[Stored records]
>>>
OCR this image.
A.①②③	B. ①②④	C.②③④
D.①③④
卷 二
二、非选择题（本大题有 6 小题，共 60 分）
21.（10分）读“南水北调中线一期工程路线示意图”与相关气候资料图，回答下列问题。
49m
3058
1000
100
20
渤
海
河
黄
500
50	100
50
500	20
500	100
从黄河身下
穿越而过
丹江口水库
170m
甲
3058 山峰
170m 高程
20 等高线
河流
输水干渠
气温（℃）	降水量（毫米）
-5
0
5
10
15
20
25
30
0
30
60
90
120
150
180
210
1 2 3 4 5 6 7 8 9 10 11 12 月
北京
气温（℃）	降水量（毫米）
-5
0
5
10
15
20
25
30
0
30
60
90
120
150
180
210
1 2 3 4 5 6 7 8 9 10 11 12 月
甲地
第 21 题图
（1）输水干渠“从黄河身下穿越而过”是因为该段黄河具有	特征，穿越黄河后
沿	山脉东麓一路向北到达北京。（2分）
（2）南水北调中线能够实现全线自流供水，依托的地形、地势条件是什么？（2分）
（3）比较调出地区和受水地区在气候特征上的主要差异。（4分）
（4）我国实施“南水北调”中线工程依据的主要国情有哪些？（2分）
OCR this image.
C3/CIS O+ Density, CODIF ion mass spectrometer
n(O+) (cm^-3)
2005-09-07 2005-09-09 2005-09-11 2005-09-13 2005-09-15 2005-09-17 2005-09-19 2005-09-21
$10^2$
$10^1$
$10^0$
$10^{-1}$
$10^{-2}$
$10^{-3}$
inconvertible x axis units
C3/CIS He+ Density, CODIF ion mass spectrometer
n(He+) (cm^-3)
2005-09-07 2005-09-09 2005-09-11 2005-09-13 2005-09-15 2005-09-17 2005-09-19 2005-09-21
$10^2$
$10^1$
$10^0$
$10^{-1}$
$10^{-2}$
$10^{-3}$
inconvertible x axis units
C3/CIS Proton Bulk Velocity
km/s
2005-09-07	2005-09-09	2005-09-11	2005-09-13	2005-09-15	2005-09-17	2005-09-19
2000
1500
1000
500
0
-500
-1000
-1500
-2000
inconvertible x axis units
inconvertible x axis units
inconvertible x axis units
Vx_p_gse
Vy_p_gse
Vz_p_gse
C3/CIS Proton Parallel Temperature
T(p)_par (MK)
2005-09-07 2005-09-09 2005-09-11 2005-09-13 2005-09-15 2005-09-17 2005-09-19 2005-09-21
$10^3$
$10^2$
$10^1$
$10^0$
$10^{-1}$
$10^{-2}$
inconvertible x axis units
<<<
▶ [Work instructions] From the listing above, extract all records word for word.

▶ [Answer to this exercise]
OCR this image.
A.①②③	B. ①②④	C.②③④
D.①③④
卷 二
二、非选择题（本大题有 6 小题，共 60 分）
21.（10分）读“南水北调中线一期工程路线示意图”与相关气候资料图，回答下列问题。
49m
3058
1000
100
20
渤
海
河
黄
500
50	100
50
500	20
500	100
从黄河身下
穿越而过
丹江口水库
170m
甲
3058 山峰
170m 高程
20 等高线
河流
输水干渠
气温（℃）	降水量（毫米）
-5
0
5
10
15
20
25
30
0
30
60
90
120
150
180
210
1 2 3 4 5 6 7 8 9 10 11 12 月
北京
气温（℃）	降水量（毫米）
-5
0
5
10
15
20
25
30
0
30
60
90
120
150
180
210
1 2 3 4 5 6 7 8 9 10 11 12 月
甲地
第 21 题图
（1）输水干渠“从黄河身下穿越而过”是因为该段黄河具有	特征，穿越黄河后
沿	山脉东麓一路向北到达北京。（2分）
（2）南水北调中线能够实现全线自流供水，依托的地形、地势条件是什么？（2分）
（3）比较调出地区和受水地区在气候特征上的主要差异。（4分）
（4）我国实施“南水北调”中线工程依据的主要国情有哪些？（2分）
OCR this image.
C3/CIS O+ Density, CODIF ion mass spectrometer
n(O+) (cm^-3)
2005-09-07 2005-09-09 2005-09-11 2005-09-13 2005-09-15 2005-09-17 2005-09-19 2005-09-21
$10^2$
$10^1$
$10^0$
$10^{-1}$
$10^{-2}$
$10^{-3}$
inconvertible x axis units
C3/CIS He+ Density, CODIF ion mass spectrometer
n(He+) (cm^-3)
2005-09-07 2005-09-09 2005-09-11 2005-09-13 2005-09-15 2005-09-17 2005-09-19 2005-09-21
$10^2$
$10^1$
$10^0$
$10^{-1}$
$10^{-2}$
$10^{-3}$
inconvertible x axis units
C3/CIS Proton Bulk Velocity
km/s
2005-09-07	2005-09-09	2005-09-11	2005-09-13	2005-09-15	2005-09-17	2005-09-19
2000
1500
1000
500
0
-500
-1000
-1500
-2000
inconvertible x axis units
inconvertible x axis units
inconvertible x axis units
Vx_p_gse
Vy_p_gse
Vz_p_gse
C3/CIS Proton Parallel Temperature
T(p)_par (MK)
2005-09-07 2005-09-09 2005-09-11 2005-09-13 2005-09-15 2005-09-17 2005-09-19 2005-09-21
$10^3$
$10^2$
$10^1$
$10^0$
$10^{-1}$
$10^{-2}$
inconvertible x axis units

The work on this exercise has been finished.